PROVIDED RECORDS
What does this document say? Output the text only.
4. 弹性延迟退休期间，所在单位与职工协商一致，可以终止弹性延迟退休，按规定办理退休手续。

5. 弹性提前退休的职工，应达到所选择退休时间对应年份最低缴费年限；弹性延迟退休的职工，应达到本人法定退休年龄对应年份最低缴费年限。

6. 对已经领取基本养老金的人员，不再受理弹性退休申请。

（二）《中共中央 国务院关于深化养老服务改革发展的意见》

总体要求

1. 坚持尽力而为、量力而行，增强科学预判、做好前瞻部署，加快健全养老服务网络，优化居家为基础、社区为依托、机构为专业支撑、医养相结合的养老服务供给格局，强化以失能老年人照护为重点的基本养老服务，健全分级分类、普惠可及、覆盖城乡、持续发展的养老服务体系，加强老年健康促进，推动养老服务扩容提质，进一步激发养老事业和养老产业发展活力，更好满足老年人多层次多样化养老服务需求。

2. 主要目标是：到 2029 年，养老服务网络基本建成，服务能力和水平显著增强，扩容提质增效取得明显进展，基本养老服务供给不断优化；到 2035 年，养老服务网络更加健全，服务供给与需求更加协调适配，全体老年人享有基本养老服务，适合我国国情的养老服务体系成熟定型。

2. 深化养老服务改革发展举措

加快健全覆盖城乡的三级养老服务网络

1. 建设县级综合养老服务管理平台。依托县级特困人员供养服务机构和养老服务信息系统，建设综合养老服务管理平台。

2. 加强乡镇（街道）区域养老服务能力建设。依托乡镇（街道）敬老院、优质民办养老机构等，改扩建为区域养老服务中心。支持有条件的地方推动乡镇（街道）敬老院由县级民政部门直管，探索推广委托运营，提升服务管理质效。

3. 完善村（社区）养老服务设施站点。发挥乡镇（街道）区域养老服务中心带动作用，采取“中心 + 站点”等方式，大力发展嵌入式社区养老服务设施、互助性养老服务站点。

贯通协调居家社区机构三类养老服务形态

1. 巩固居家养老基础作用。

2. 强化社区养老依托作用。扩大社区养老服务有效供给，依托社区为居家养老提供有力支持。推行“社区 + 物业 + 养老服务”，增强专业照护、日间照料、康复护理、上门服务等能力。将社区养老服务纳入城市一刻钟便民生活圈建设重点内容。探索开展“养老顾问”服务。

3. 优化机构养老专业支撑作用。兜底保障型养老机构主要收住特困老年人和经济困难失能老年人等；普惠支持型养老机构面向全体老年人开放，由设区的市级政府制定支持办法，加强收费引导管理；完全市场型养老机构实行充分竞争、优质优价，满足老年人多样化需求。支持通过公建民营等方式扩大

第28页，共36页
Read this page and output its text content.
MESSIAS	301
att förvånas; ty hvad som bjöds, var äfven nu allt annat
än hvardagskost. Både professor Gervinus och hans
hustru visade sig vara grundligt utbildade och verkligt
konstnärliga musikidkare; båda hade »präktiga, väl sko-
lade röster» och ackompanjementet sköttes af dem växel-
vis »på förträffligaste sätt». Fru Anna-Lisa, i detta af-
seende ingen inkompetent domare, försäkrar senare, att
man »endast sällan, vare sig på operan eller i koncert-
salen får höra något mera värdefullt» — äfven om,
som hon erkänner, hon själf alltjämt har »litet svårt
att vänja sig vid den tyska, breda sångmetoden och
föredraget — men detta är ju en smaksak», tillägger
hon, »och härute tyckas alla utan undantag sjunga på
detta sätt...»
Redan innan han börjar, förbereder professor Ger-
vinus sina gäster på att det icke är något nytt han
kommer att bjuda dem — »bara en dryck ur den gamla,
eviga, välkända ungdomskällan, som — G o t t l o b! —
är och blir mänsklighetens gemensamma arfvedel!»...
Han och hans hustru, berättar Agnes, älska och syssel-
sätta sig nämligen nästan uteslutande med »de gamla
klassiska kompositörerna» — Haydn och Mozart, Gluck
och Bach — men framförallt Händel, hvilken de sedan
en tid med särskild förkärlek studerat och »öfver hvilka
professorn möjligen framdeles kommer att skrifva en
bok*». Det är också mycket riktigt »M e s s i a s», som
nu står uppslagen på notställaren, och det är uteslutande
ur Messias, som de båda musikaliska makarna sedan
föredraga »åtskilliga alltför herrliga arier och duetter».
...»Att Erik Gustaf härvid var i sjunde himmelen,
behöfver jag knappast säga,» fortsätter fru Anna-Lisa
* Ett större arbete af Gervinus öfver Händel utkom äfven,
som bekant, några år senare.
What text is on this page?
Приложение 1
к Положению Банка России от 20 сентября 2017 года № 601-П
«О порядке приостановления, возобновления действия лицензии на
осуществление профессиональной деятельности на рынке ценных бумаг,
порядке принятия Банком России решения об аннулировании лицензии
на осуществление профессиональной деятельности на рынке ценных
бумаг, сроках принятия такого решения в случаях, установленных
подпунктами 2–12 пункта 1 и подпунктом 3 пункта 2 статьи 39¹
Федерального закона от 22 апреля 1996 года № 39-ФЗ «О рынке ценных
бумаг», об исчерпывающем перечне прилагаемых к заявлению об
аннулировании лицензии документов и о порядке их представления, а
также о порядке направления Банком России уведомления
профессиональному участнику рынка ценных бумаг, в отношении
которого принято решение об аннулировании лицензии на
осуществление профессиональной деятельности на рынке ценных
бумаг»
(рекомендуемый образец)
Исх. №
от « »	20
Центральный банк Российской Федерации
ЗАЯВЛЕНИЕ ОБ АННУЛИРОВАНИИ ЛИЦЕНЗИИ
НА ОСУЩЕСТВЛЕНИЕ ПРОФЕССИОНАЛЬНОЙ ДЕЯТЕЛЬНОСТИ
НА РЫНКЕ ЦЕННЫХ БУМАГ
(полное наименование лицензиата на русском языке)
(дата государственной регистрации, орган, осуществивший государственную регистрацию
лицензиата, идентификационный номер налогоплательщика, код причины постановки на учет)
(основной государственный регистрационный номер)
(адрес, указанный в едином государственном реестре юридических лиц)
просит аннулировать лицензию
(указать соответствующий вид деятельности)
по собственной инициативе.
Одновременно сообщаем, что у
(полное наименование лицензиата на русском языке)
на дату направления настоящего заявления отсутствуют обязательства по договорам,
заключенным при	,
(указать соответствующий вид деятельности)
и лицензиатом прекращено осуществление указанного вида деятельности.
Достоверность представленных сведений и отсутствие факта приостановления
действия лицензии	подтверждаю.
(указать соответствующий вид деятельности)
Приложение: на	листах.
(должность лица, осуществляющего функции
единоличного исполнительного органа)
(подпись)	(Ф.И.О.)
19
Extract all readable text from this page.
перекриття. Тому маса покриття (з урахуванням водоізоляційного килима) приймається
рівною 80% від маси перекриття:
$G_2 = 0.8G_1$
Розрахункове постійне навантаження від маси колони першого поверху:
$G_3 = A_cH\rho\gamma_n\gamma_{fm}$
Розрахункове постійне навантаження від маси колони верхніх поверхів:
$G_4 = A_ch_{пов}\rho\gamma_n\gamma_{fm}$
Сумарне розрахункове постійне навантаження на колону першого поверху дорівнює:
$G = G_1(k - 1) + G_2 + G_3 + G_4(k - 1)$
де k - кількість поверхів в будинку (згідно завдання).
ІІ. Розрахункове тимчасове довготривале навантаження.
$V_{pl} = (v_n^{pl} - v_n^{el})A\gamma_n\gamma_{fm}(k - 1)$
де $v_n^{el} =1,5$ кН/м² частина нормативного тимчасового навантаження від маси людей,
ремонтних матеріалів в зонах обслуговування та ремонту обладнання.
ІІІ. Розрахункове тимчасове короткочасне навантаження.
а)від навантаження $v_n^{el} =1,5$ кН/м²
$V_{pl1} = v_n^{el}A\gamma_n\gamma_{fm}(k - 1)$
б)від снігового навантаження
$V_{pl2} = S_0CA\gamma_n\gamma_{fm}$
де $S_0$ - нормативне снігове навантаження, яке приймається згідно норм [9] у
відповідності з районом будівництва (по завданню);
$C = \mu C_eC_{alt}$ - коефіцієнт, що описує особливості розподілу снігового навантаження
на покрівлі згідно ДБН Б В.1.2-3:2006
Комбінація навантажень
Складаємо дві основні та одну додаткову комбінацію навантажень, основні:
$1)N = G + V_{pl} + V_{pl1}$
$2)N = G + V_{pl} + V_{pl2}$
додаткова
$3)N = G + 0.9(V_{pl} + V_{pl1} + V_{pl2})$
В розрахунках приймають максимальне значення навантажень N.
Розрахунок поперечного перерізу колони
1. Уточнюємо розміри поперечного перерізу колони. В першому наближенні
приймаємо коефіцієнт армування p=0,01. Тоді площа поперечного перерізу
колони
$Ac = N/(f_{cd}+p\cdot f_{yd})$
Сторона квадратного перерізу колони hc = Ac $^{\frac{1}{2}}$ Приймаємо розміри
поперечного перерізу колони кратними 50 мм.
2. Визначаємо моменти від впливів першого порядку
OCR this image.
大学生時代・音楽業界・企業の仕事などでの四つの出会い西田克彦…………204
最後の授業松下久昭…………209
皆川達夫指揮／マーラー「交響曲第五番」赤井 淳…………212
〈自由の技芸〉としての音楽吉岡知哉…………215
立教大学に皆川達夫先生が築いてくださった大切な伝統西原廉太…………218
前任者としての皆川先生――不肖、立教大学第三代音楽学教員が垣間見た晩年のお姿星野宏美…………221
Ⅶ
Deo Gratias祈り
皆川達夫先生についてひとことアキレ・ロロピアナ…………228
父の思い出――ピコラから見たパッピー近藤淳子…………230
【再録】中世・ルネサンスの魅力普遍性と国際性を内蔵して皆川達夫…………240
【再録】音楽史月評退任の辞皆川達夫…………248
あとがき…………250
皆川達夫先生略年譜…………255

WHAT IS NEEDED
Only the lines from the one containing "OCR this image." through the end of the material should be reproduced, exactly, with both ends included.

CORRECT RESPONSE
OCR this image.
大学生時代・音楽業界・企業の仕事などでの四つの出会い西田克彦…………204
最後の授業松下久昭…………209
皆川達夫指揮／マーラー「交響曲第五番」赤井 淳…………212
〈自由の技芸〉としての音楽吉岡知哉…………215
立教大学に皆川達夫先生が築いてくださった大切な伝統西原廉太…………218
前任者としての皆川先生――不肖、立教大学第三代音楽学教員が垣間見た晩年のお姿星野宏美…………221
Ⅶ
Deo Gratias祈り
皆川達夫先生についてひとことアキレ・ロロピアナ…………228
父の思い出――ピコラから見たパッピー近藤淳子…………230
【再録】中世・ルネサンスの魅力普遍性と国際性を内蔵して皆川達夫…………240
【再録】音楽史月評退任の辞皆川達夫…………248
あとがき…………250
皆川達夫先生略年譜…………255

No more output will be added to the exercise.